DATA FOR PROCESSING >>
◇ ◇ ◇ ◇ ◇ ◇ ◇

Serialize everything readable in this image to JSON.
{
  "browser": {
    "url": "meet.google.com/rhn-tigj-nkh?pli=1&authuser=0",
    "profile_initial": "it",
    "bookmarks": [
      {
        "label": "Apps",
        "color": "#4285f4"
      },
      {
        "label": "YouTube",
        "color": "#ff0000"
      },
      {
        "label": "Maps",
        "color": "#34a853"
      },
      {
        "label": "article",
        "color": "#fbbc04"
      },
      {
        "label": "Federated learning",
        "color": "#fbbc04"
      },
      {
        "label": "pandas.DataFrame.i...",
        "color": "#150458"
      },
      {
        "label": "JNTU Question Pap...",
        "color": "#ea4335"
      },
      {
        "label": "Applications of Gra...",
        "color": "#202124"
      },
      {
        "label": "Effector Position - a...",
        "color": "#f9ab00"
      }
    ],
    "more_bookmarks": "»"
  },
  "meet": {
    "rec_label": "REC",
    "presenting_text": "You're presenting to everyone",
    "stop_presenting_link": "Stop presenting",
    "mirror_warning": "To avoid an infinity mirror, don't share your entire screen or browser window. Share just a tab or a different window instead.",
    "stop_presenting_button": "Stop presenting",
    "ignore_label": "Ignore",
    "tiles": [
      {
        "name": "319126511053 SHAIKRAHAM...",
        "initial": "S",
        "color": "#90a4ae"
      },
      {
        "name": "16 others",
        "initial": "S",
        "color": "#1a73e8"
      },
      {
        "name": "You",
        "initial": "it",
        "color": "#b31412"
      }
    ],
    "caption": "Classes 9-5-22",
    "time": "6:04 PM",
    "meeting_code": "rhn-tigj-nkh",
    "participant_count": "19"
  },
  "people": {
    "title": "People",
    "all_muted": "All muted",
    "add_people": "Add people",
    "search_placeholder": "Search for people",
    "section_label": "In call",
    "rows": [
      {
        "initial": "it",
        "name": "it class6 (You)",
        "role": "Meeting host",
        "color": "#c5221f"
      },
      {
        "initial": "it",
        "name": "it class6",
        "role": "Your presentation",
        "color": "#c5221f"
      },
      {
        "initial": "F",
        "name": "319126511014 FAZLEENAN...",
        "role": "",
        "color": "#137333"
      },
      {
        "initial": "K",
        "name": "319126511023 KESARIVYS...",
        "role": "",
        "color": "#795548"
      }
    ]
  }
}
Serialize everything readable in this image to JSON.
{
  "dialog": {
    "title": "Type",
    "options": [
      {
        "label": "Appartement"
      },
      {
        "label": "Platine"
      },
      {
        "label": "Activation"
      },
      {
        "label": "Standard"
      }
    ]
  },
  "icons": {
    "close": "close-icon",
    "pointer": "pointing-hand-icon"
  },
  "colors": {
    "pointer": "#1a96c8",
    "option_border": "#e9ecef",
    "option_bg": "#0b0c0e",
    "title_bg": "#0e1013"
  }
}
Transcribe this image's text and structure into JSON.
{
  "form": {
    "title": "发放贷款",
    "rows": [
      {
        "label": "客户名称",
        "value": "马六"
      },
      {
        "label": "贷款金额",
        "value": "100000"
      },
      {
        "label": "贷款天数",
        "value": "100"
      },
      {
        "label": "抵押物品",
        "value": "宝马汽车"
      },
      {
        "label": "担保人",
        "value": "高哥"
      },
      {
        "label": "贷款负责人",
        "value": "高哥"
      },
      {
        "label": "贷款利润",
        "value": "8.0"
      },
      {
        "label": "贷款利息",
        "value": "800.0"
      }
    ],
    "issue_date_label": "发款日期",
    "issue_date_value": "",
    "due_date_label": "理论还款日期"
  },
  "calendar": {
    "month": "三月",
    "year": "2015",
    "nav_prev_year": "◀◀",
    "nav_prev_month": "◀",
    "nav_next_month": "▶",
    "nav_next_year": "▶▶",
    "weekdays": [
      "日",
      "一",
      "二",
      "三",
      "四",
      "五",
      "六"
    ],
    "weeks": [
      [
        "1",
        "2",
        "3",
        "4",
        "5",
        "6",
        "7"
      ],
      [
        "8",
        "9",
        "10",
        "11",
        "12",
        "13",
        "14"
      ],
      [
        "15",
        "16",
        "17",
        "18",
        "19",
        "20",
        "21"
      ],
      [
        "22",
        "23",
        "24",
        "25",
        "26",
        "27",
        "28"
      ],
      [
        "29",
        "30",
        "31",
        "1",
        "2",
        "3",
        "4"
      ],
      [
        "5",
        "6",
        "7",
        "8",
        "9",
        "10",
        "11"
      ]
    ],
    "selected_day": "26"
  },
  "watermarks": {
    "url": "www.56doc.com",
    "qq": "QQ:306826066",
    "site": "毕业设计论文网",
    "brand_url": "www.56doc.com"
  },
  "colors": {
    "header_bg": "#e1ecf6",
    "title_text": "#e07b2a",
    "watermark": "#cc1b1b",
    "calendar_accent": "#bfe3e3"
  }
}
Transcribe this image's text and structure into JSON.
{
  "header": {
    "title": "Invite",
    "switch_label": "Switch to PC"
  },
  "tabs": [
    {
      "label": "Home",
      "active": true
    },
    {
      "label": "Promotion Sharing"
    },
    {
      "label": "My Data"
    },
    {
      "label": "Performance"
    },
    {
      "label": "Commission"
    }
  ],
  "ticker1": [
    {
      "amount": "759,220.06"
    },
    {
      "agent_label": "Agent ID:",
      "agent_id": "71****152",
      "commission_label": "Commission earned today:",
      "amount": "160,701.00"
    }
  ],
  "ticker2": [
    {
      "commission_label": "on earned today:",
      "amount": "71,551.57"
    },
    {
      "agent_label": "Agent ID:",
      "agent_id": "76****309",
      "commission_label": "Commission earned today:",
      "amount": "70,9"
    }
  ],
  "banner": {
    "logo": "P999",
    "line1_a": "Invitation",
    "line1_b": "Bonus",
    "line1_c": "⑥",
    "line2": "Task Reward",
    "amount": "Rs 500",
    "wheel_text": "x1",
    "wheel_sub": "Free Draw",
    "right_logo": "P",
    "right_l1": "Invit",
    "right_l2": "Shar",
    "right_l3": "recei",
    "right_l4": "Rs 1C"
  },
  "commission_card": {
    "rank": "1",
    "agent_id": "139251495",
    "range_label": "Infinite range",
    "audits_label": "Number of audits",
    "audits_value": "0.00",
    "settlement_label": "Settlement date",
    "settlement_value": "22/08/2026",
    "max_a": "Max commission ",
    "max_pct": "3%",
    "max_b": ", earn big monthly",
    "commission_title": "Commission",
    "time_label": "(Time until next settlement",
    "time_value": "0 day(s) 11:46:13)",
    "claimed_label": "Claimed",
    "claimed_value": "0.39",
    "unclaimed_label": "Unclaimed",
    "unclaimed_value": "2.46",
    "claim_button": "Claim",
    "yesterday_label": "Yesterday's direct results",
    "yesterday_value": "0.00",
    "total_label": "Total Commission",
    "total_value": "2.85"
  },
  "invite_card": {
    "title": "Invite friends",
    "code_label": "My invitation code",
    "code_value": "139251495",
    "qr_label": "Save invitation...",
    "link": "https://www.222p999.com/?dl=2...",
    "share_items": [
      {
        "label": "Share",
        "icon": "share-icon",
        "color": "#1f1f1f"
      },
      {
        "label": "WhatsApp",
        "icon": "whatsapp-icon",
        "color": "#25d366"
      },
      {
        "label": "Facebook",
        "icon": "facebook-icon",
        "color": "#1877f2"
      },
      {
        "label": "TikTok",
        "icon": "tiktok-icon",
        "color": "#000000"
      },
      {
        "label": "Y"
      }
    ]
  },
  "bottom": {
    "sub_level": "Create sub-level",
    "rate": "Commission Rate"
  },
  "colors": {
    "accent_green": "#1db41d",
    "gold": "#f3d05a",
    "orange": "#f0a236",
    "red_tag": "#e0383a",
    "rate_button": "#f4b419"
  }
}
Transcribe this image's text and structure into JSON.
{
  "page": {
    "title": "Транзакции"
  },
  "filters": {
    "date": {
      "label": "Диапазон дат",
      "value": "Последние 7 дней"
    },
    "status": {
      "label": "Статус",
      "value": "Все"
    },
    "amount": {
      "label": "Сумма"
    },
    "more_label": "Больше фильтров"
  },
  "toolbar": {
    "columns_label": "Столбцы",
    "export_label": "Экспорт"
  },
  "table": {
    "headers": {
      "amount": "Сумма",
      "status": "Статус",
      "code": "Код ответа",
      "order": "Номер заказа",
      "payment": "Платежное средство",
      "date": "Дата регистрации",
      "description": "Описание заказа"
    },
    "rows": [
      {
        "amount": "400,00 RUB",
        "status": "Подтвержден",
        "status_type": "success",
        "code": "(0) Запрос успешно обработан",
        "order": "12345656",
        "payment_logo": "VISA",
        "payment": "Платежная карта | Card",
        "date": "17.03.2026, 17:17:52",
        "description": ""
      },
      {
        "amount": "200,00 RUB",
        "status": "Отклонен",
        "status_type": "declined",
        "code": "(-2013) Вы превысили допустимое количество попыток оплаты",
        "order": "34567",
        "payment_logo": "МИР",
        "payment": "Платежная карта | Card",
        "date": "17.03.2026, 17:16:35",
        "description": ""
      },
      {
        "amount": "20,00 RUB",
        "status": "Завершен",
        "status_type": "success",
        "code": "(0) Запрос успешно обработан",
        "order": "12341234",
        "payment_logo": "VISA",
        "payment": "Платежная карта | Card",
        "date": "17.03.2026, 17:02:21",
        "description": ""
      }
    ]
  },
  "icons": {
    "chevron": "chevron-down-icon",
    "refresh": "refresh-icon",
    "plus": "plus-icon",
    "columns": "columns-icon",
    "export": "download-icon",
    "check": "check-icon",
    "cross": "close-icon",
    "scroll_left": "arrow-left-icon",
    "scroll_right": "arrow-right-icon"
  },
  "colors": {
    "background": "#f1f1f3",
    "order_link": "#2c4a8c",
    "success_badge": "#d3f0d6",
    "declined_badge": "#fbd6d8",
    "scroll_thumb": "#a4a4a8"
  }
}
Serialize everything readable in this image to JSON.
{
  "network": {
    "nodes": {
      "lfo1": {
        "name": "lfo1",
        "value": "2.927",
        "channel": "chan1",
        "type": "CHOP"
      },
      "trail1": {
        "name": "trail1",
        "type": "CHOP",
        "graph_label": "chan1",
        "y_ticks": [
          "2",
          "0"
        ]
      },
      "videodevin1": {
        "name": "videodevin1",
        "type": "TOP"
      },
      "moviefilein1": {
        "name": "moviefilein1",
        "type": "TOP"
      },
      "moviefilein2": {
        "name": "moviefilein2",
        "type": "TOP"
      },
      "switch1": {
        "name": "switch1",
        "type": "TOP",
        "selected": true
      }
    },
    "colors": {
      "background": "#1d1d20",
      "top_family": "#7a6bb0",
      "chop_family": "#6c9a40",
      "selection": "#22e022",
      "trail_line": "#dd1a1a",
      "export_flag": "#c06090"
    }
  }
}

◇ ◇ ◇ ◇ ◇ ◇ ◇

THE PROBLEM >> Find and copy each line above that includes the string "role".

THE OUTPUT >>
        "role": "Meeting host",
        "role": "Your presentation",
        "role": "",
        "role": "",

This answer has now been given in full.